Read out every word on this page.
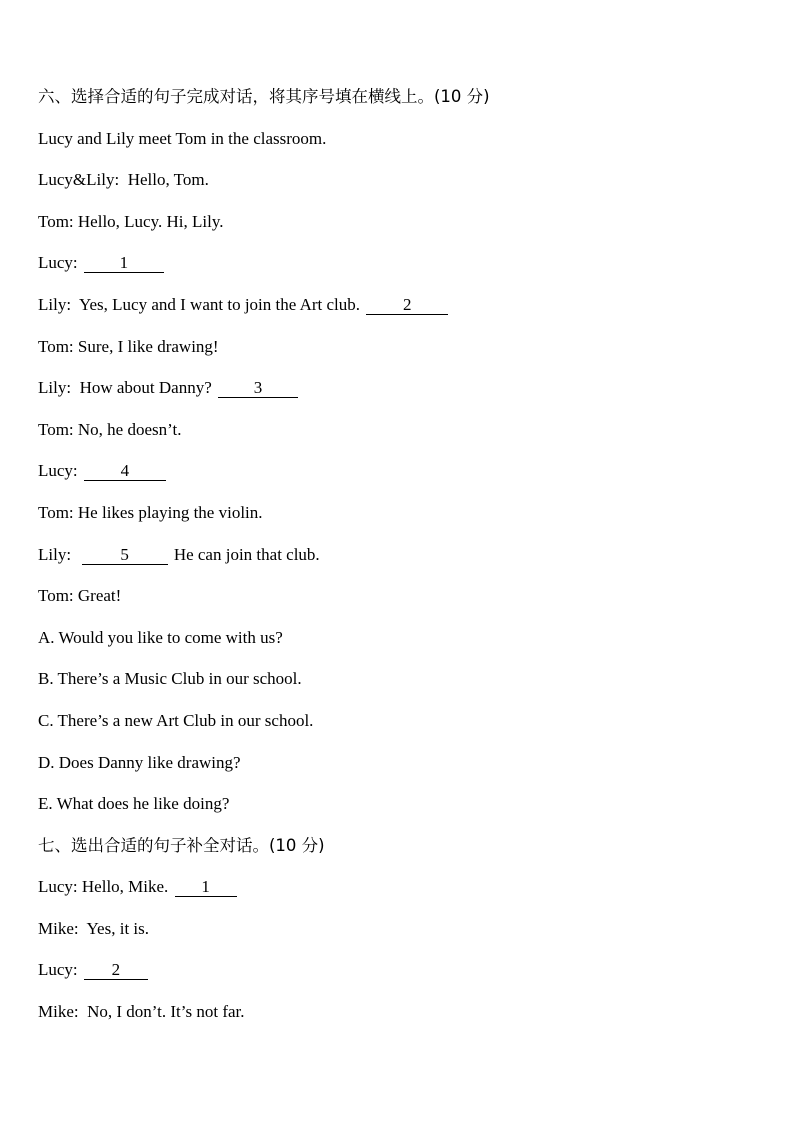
六、选择合适的句子完成对话，将其序号填在横线上。(10 分)
Lucy and Lily meet Tom in the classroom.
Lucy&Lily: Hello, Tom.
Tom: Hello, Lucy. Hi, Lily.
Lucy: 1
Lily: Yes, Lucy and I want to join the Art club.	2
Tom: Sure, I like drawing!
Lily: How about Danny? 3
Tom: No, he doesn’t.
Lucy:	4
Tom: He likes playing the violin.
Lily:	5	He can join that club.
Tom: Great!
A. Would you like to come with us?
B. There’s a Music Club in our school.
C. There’s a new Art Club in our school.
D. Does Danny like drawing?
E. What does he like doing?
七、选出合适的句子补全对话。(10 分)
Lucy: Hello, Mike. 1
Mike: Yes, it is.
Lucy: 2
Mike: No, I don’t. It’s not far.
+++
_Problem statement_. From the records above, pull out every line containing the word "Mike".

_Task output_.
Lucy: Hello, Mike. 1
Mike: Yes, it is.
Mike: No, I don’t. It’s not far.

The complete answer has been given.